**What you should do:**
Can you repeat, word for word, the part of the material below that begins with the line containing "rank-label-7: 7 <box>0 28 7 35</box>" and ends with the line containing "piece-white-queen-c5: ♛︎ <box>112", both of those lines included?

**Data records:**
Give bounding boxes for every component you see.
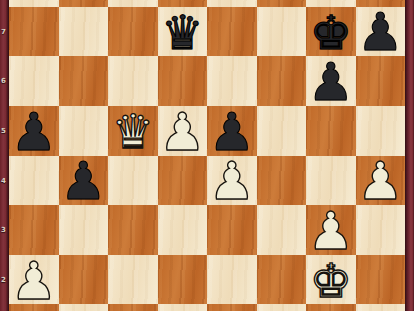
rank-label-7: 7 <box>0 28 7 35</box>
square-b4: ♟︎ <box>59 156 109 206</box>
square-f5 <box>257 106 307 156</box>
square-h1 <box>356 304 406 311</box>
piece-black-pawn-b4: ♟︎ <box>60 155 107 207</box>
square-e8 <box>207 0 257 7</box>
square-g6: ♟︎ <box>306 56 356 106</box>
square-c6 <box>108 56 158 106</box>
square-a4 <box>9 156 59 206</box>
chess-board: ♛︎♚︎♟︎♟︎♟︎♛︎♟︎♟︎♟︎♟︎♟︎♟︎♟︎♚︎ <box>9 0 405 311</box>
square-d2 <box>158 255 208 305</box>
square-e7 <box>207 7 257 57</box>
piece-white-pawn-g3: ♟︎ <box>307 205 354 257</box>
square-f6 <box>257 56 307 106</box>
square-h5 <box>356 106 406 156</box>
square-f8 <box>257 0 307 7</box>
square-f2 <box>257 255 307 305</box>
square-f3 <box>257 205 307 255</box>
square-g4 <box>306 156 356 206</box>
square-f1 <box>257 304 307 311</box>
square-d4 <box>158 156 208 206</box>
square-c4 <box>108 156 158 206</box>
square-h4: ♟︎ <box>356 156 406 206</box>
piece-white-queen-c5: ♛︎ <box>112 108 154 155</box>
board-clip: ♛︎♚︎♟︎♟︎♟︎♛︎♟︎♟︎♟︎♟︎♟︎♟︎♟︎♚︎ <box>9 0 405 311</box>
square-c7 <box>108 7 158 57</box>
piece-black-pawn-a5: ♟︎ <box>10 106 57 158</box>
square-b2 <box>59 255 109 305</box>
square-c3 <box>108 205 158 255</box>
square-a3 <box>9 205 59 255</box>
square-d3 <box>158 205 208 255</box>
square-h7: ♟︎ <box>356 7 406 57</box>
square-a8 <box>9 0 59 7</box>
square-e1 <box>207 304 257 311</box>
rank-label-4: 4 <box>0 177 7 184</box>
piece-white-pawn-d5: ♟︎ <box>159 106 206 158</box>
square-f4 <box>257 156 307 206</box>
square-g7: ♚︎ <box>306 7 356 57</box>
square-e2 <box>207 255 257 305</box>
square-b1 <box>59 304 109 311</box>
piece-black-queen-d7: ♛︎ <box>161 9 203 56</box>
square-b6 <box>59 56 109 106</box>
square-d1 <box>158 304 208 311</box>
board-right-border <box>405 0 414 311</box>
square-c2 <box>108 255 158 305</box>
rank-label-5: 5 <box>0 128 7 135</box>
square-e3 <box>207 205 257 255</box>
square-a5: ♟︎ <box>9 106 59 156</box>
square-c5: ♛︎ <box>108 106 158 156</box>
rank-label-3: 3 <box>0 227 7 234</box>
piece-white-pawn-h4: ♟︎ <box>357 155 404 207</box>
square-e4: ♟︎ <box>207 156 257 206</box>
square-g2: ♚︎ <box>306 255 356 305</box>
square-d7: ♛︎ <box>158 7 208 57</box>
square-d5: ♟︎ <box>158 106 208 156</box>
square-e5: ♟︎ <box>207 106 257 156</box>
square-e6 <box>207 56 257 106</box>
square-a7 <box>9 7 59 57</box>
piece-white-king-g2: ♚︎ <box>310 257 352 304</box>
square-d6 <box>158 56 208 106</box>
square-b8 <box>59 0 109 7</box>
square-b5 <box>59 106 109 156</box>
square-h2 <box>356 255 406 305</box>
chess-diagram: 765432 ♛︎♚︎♟︎♟︎♟︎♛︎♟︎♟︎♟︎♟︎♟︎♟︎♟︎♚︎ <box>0 0 414 311</box>
piece-white-pawn-a2: ♟︎ <box>10 255 57 307</box>
square-a2: ♟︎ <box>9 255 59 305</box>
square-f7 <box>257 7 307 57</box>
square-h6 <box>356 56 406 106</box>
piece-black-king-g7: ♚︎ <box>310 9 352 56</box>
piece-black-pawn-e5: ♟︎ <box>208 106 255 158</box>
piece-white-pawn-e4: ♟︎ <box>208 155 255 207</box>
square-g3: ♟︎ <box>306 205 356 255</box>
square-c1 <box>108 304 158 311</box>
square-c8 <box>108 0 158 7</box>
board-left-border: 765432 <box>0 0 9 311</box>
square-b7 <box>59 7 109 57</box>
square-g5 <box>306 106 356 156</box>
square-a6 <box>9 56 59 106</box>
square-h3 <box>356 205 406 255</box>
rank-label-6: 6 <box>0 78 7 85</box>
piece-black-pawn-g6: ♟︎ <box>307 56 354 108</box>
square-b3 <box>59 205 109 255</box>
rank-label-2: 2 <box>0 276 7 283</box>
piece-black-pawn-h7: ♟︎ <box>357 6 404 58</box>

**Problem solution:**
rank-label-7: 7 <box>0 28 7 35</box>
square-b4: ♟︎ <box>59 156 109 206</box>
square-f5 <box>257 106 307 156</box>
square-h1 <box>356 304 406 311</box>
piece-black-pawn-b4: ♟︎ <box>60 155 107 207</box>
square-e8 <box>207 0 257 7</box>
square-g6: ♟︎ <box>306 56 356 106</box>
square-c6 <box>108 56 158 106</box>
square-a4 <box>9 156 59 206</box>
chess-board: ♛︎♚︎♟︎♟︎♟︎♛︎♟︎♟︎♟︎♟︎♟︎♟︎♟︎♚︎ <box>9 0 405 311</box>
square-d2 <box>158 255 208 305</box>
square-e7 <box>207 7 257 57</box>
piece-white-pawn-g3: ♟︎ <box>307 205 354 257</box>
square-f6 <box>257 56 307 106</box>
square-h5 <box>356 106 406 156</box>
square-f8 <box>257 0 307 7</box>
square-f2 <box>257 255 307 305</box>
square-f3 <box>257 205 307 255</box>
square-g4 <box>306 156 356 206</box>
square-f1 <box>257 304 307 311</box>
square-d4 <box>158 156 208 206</box>
square-c4 <box>108 156 158 206</box>
square-h4: ♟︎ <box>356 156 406 206</box>
piece-white-queen-c5: ♛︎ <box>112 108 154 155</box>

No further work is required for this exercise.